Data shown:
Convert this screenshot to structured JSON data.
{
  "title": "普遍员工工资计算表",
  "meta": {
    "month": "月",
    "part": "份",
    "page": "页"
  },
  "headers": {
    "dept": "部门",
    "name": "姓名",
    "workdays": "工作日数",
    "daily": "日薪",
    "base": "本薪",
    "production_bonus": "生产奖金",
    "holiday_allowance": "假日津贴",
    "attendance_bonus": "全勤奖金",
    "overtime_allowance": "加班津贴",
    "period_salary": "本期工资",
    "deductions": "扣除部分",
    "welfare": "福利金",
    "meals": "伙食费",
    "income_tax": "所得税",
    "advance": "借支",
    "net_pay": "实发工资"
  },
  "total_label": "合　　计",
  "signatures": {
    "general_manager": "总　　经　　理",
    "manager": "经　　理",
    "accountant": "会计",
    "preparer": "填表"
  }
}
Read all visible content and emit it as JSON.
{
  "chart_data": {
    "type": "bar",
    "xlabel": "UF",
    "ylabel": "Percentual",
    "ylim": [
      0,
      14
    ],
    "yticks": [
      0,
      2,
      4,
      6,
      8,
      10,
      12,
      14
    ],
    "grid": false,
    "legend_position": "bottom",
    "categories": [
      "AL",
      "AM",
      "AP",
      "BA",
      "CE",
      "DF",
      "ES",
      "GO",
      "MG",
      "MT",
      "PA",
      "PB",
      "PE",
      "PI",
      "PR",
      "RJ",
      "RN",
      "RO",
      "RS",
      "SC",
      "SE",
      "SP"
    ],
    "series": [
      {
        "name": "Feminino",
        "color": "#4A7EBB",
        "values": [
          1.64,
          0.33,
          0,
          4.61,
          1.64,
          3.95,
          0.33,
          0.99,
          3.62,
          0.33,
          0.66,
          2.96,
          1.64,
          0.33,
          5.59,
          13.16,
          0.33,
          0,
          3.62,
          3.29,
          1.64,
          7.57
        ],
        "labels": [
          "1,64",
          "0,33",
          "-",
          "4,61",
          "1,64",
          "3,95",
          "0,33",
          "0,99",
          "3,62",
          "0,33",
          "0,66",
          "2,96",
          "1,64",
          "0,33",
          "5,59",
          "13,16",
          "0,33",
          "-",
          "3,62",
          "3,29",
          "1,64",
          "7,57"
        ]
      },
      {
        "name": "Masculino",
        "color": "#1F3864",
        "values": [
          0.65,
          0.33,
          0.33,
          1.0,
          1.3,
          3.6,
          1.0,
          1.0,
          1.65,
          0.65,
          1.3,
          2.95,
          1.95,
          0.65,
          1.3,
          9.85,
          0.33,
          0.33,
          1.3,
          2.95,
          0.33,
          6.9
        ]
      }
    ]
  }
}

Instructions for the task: Search the records for the word "name". Copy every line that has it.

Exercise answer:
    "name": "姓名",
        "name": "Feminino",
        "name": "Masculino",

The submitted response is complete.